─── DATASET ───

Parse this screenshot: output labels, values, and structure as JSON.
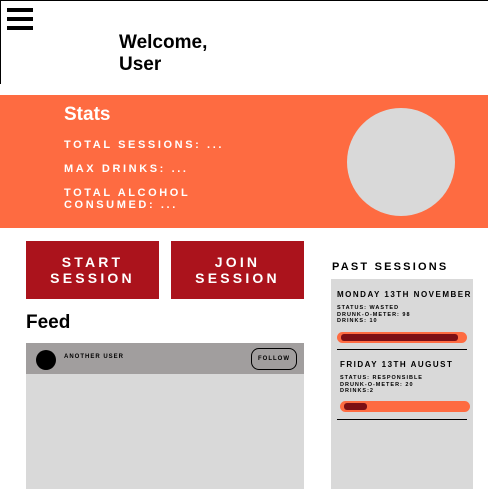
{
  "header": {
    "welcome_line1": "Welcome,",
    "welcome_line2": "User"
  },
  "stats": {
    "title": "Stats",
    "total_sessions": "TOTAL SESSIONS: ...",
    "max_drinks": "MAX DRINKS: ...",
    "total_alcohol_line1": "TOTAL ALCOHOL",
    "total_alcohol_line2": "CONSUMED: ..."
  },
  "actions": {
    "start_line1": "START",
    "start_line2": "SESSION",
    "join_line1": "JOIN",
    "join_line2": "SESSION"
  },
  "feed": {
    "title": "Feed",
    "user": "ANOTHER USER",
    "follow_label": "FOLLOW"
  },
  "past_sessions": {
    "title": "PAST SESSIONS",
    "items": [
      {
        "date": "MONDAY 13TH NOVEMBER",
        "status": "STATUS: WASTED",
        "meter": "DRUNK-O-METER: 98",
        "drinks": "DRINKS: 10",
        "level": 0.96
      },
      {
        "date": "FRIDAY 13TH AUGUST",
        "status": "STATUS: RESPONSIBLE",
        "meter": "DRUNK-O-METER: 20",
        "drinks": "DRINKS:2",
        "level": 0.19
      }
    ]
  },
  "colors": {
    "accent": "#fe6b41",
    "button": "#ab131c",
    "meter_fill": "#7c0f14",
    "panel": "#d9d9d9"
  },
  "icons": {
    "menu": "hamburger-menu-icon"
  }
}
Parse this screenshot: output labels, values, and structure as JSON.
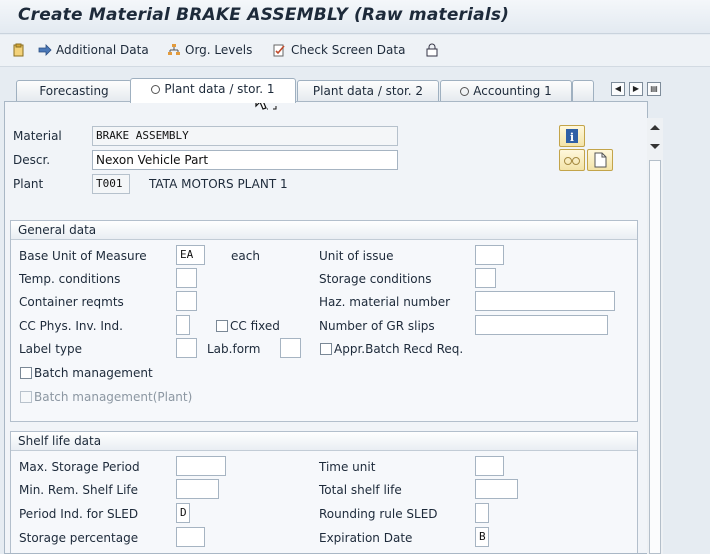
{
  "window": {
    "title": "Create Material BRAKE ASSEMBLY (Raw materials)"
  },
  "toolbar": {
    "additional_data": "Additional Data",
    "org_levels": "Org. Levels",
    "check_screen_data": "Check Screen Data"
  },
  "tabs": [
    {
      "label": "Forecasting"
    },
    {
      "label": "Plant data / stor. 1"
    },
    {
      "label": "Plant data / stor. 2"
    },
    {
      "label": "Accounting 1"
    }
  ],
  "header": {
    "material_label": "Material",
    "material_value": "BRAKE ASSEMBLY",
    "descr_label": "Descr.",
    "descr_value": "Nexon Vehicle Part",
    "plant_label": "Plant",
    "plant_code": "T001",
    "plant_name": "TATA MOTORS PLANT 1"
  },
  "general": {
    "title": "General data",
    "base_uom_label": "Base Unit of Measure",
    "base_uom_value": "EA",
    "base_uom_text": "each",
    "unit_issue_label": "Unit of issue",
    "temp_label": "Temp. conditions",
    "storage_cond_label": "Storage conditions",
    "container_label": "Container reqmts",
    "haz_label": "Haz. material number",
    "cc_phys_label": "CC Phys. Inv. Ind.",
    "cc_fixed_label": "CC fixed",
    "gr_slips_label": "Number of GR slips",
    "label_type_label": "Label type",
    "lab_form_label": "Lab.form",
    "appr_batch_label": "Appr.Batch Recd Req.",
    "batch_mgmt_label": "Batch management",
    "batch_mgmt_plant_label": "Batch management(Plant)"
  },
  "shelf": {
    "title": "Shelf life data",
    "max_storage_label": "Max. Storage Period",
    "time_unit_label": "Time unit",
    "min_rem_label": "Min. Rem. Shelf Life",
    "total_shelf_label": "Total shelf life",
    "period_ind_label": "Period Ind. for SLED",
    "period_ind_value": "D",
    "rounding_label": "Rounding rule SLED",
    "storage_pct_label": "Storage percentage",
    "expiration_label": "Expiration Date",
    "expiration_value": "B"
  }
}
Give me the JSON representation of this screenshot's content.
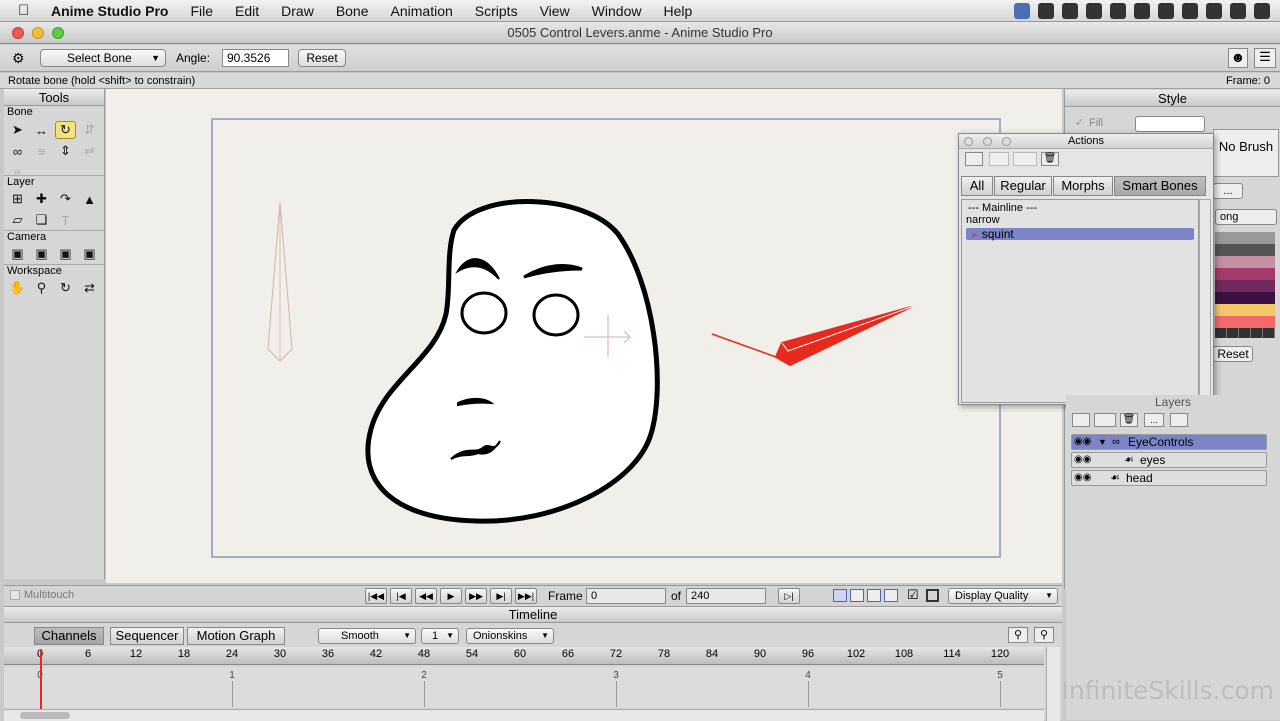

───

**WHAT TO DO:** Leave out the pictures and retype every line above exactly.

**RESULT BELOW:**
Parse this screenshot: output labels, values, and structure as JSON.
{
  "header": {
    "welcome_line1": "Welcome,",
    "welcome_line2": "User"
  },
  "stats": {
    "title": "Stats",
    "total_sessions": "TOTAL SESSIONS: ...",
    "max_drinks": "MAX DRINKS: ...",
    "total_alcohol_line1": "TOTAL ALCOHOL",
    "total_alcohol_line2": "CONSUMED: ..."
  },
  "actions": {
    "start_line1": "START",
    "start_line2": "SESSION",
    "join_line1": "JOIN",
    "join_line2": "SESSION"
  },
  "feed": {
    "title": "Feed",
    "user": "ANOTHER USER",
    "follow_label": "FOLLOW"
  },
  "past_sessions": {
    "title": "PAST SESSIONS",
    "items": [
      {
        "date": "MONDAY 13TH NOVEMBER",
        "status": "STATUS: WASTED",
        "meter": "DRUNK-O-METER: 98",
        "drinks": "DRINKS: 10",
        "level": 0.96
      },
      {
        "date": "FRIDAY 13TH AUGUST",
        "status": "STATUS: RESPONSIBLE",
        "meter": "DRUNK-O-METER: 20",
        "drinks": "DRINKS:2",
        "level": 0.19
      }
    ]
  },
  "colors": {
    "accent": "#fe6b41",
    "button": "#ab131c",
    "meter_fill": "#7c0f14",
    "panel": "#d9d9d9"
  },
  "icons": {
    "menu": "hamburger-menu-icon"
  }
}
Parse this screenshot: output labels, values, and structure as JSON.
{
  "window": {
    "title": "Create Material BRAKE ASSEMBLY (Raw materials)"
  },
  "toolbar": {
    "additional_data": "Additional Data",
    "org_levels": "Org. Levels",
    "check_screen_data": "Check Screen Data"
  },
  "tabs": [
    {
      "label": "Forecasting"
    },
    {
      "label": "Plant data / stor. 1"
    },
    {
      "label": "Plant data / stor. 2"
    },
    {
      "label": "Accounting 1"
    }
  ],
  "header": {
    "material_label": "Material",
    "material_value": "BRAKE ASSEMBLY",
    "descr_label": "Descr.",
    "descr_value": "Nexon Vehicle Part",
    "plant_label": "Plant",
    "plant_code": "T001",
    "plant_name": "TATA MOTORS PLANT 1"
  },
  "general": {
    "title": "General data",
    "base_uom_label": "Base Unit of Measure",
    "base_uom_value": "EA",
    "base_uom_text": "each",
    "unit_issue_label": "Unit of issue",
    "temp_label": "Temp. conditions",
    "storage_cond_label": "Storage conditions",
    "container_label": "Container reqmts",
    "haz_label": "Haz. material number",
    "cc_phys_label": "CC Phys. Inv. Ind.",
    "cc_fixed_label": "CC fixed",
    "gr_slips_label": "Number of GR slips",
    "label_type_label": "Label type",
    "lab_form_label": "Lab.form",
    "appr_batch_label": "Appr.Batch Recd Req.",
    "batch_mgmt_label": "Batch management",
    "batch_mgmt_plant_label": "Batch management(Plant)"
  },
  "shelf": {
    "title": "Shelf life data",
    "max_storage_label": "Max. Storage Period",
    "time_unit_label": "Time unit",
    "min_rem_label": "Min. Rem. Shelf Life",
    "total_shelf_label": "Total shelf life",
    "period_ind_label": "Period Ind. for SLED",
    "period_ind_value": "D",
    "rounding_label": "Rounding rule SLED",
    "storage_pct_label": "Storage percentage",
    "expiration_label": "Expiration Date",
    "expiration_value": "B"
  }
}
Give me the JSON representation of this screenshot's content.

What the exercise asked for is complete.